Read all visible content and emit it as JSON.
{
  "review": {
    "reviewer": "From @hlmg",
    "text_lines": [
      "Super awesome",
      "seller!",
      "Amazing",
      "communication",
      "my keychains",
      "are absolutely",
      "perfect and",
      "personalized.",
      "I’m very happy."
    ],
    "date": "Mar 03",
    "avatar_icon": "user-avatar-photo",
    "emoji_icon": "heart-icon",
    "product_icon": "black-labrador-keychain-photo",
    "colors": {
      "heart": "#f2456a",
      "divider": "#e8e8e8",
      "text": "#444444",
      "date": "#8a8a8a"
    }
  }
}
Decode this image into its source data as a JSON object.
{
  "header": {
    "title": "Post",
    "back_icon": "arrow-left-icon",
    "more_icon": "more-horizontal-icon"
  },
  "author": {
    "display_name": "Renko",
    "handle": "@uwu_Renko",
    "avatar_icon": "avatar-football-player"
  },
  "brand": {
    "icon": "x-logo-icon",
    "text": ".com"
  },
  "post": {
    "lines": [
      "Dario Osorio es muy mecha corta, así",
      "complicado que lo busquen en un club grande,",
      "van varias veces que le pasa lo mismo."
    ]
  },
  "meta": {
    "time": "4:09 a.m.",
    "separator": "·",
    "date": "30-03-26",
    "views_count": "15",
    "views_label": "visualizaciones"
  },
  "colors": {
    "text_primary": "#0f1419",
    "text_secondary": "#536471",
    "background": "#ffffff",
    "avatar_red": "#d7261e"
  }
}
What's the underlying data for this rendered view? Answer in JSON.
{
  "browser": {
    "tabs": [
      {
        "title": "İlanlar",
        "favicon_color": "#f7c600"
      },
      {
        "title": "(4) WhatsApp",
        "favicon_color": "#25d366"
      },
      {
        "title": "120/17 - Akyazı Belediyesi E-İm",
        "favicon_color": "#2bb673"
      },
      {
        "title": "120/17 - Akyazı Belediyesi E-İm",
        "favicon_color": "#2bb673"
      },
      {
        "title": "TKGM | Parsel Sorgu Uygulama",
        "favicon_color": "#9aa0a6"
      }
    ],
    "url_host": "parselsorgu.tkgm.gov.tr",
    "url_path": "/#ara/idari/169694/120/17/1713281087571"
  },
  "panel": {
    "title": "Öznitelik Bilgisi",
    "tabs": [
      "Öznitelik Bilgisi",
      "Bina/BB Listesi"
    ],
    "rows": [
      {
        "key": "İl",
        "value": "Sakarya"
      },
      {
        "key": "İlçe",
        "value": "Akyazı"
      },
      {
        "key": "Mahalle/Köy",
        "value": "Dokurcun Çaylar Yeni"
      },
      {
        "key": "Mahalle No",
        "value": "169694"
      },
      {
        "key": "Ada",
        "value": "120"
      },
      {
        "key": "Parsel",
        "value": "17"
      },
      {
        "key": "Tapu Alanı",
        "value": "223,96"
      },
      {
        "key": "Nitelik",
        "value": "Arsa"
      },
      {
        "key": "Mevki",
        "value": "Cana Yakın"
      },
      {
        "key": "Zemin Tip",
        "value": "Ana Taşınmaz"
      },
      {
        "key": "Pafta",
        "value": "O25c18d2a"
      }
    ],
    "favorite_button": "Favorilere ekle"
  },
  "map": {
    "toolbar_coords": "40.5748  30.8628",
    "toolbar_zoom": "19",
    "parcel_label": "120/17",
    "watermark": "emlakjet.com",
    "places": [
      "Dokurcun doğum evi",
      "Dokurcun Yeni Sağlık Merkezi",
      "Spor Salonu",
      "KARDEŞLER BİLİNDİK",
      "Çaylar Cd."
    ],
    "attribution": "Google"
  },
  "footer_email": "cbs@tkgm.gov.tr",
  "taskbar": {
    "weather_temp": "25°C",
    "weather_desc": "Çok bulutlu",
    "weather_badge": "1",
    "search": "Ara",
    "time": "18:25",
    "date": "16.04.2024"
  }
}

----

◆ **Exercise**:
Pick out the lines above that hold the string "title" and show them.

◆ **Task solution**:
    "title": "Post",
        "title": "İlanlar",
        "title": "(4) WhatsApp",
        "title": "120/17 - Akyazı Belediyesi E-İm",
        "title": "120/17 - Akyazı Belediyesi E-İm",
        "title": "TKGM | Parsel Sorgu Uygulama",
    "title": "Öznitelik Bilgisi",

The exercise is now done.